◆ Brief: Carry none of the pictures over; set down the material below exactly.

══ Data extract ══

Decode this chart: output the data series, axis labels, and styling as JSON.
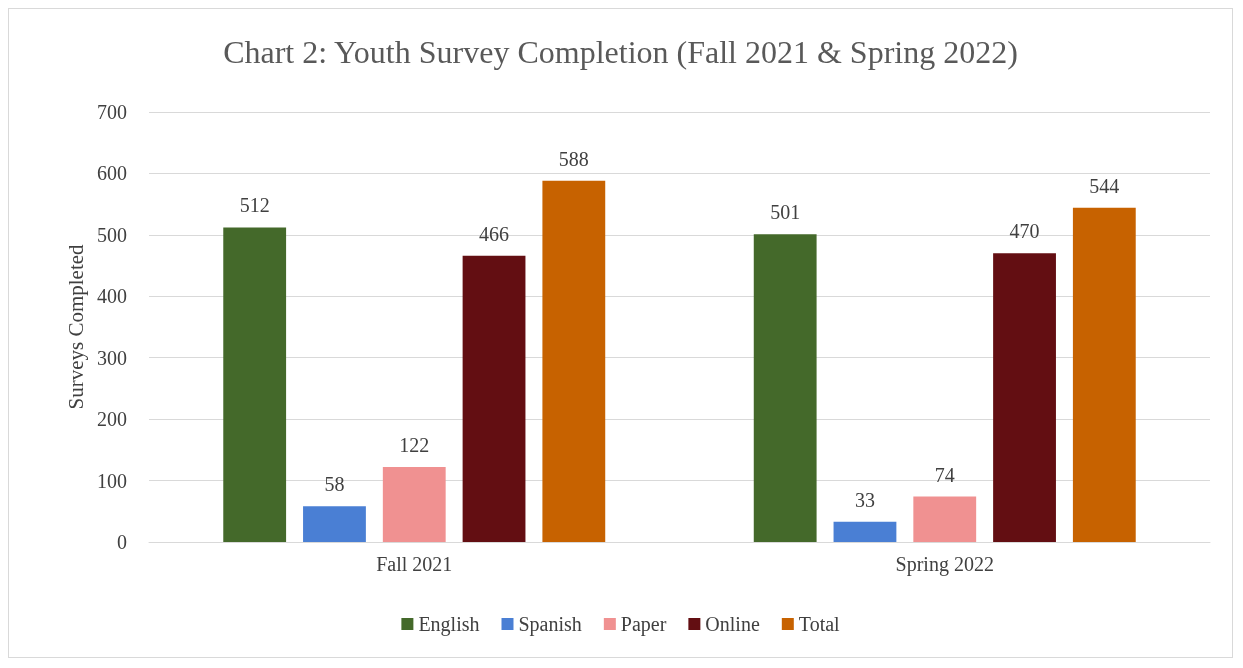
{
  "chart_data": {
    "type": "bar",
    "title": "Chart 2: Youth Survey Completion (Fall 2021 & Spring 2022)",
    "ylabel": "Surveys Completed",
    "categories": [
      "Fall 2021",
      "Spring 2022"
    ],
    "series": [
      {
        "name": "English",
        "color": "#44692a",
        "values": [
          512,
          501
        ]
      },
      {
        "name": "Spanish",
        "color": "#4a7fd4",
        "values": [
          58,
          33
        ]
      },
      {
        "name": "Paper",
        "color": "#f09191",
        "values": [
          122,
          74
        ]
      },
      {
        "name": "Online",
        "color": "#630e12",
        "values": [
          466,
          470
        ]
      },
      {
        "name": "Total",
        "color": "#c76200",
        "values": [
          588,
          544
        ]
      }
    ],
    "ylim": [
      0,
      700
    ],
    "yticks": [
      0,
      100,
      200,
      300,
      400,
      500,
      600,
      700
    ],
    "grid": "y",
    "legend": "bottom",
    "data_labels": true
  }
}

═══

◆ Full output:
Decode this chart: output the data series, axis labels, and styling as JSON.
{
  "chart_data": {
    "type": "bar",
    "title": "Chart 2: Youth Survey Completion (Fall 2021 & Spring 2022)",
    "ylabel": "Surveys Completed",
    "categories": [
      "Fall 2021",
      "Spring 2022"
    ],
    "series": [
      {
        "name": "English",
        "color": "#44692a",
        "values": [
          512,
          501
        ]
      },
      {
        "name": "Spanish",
        "color": "#4a7fd4",
        "values": [
          58,
          33
        ]
      },
      {
        "name": "Paper",
        "color": "#f09191",
        "values": [
          122,
          74
        ]
      },
      {
        "name": "Online",
        "color": "#630e12",
        "values": [
          466,
          470
        ]
      },
      {
        "name": "Total",
        "color": "#c76200",
        "values": [
          588,
          544
        ]
      }
    ],
    "ylim": [
      0,
      700
    ],
    "yticks": [
      0,
      100,
      200,
      300,
      400,
      500,
      600,
      700
    ],
    "grid": "y",
    "legend": "bottom",
    "data_labels": true
  }
}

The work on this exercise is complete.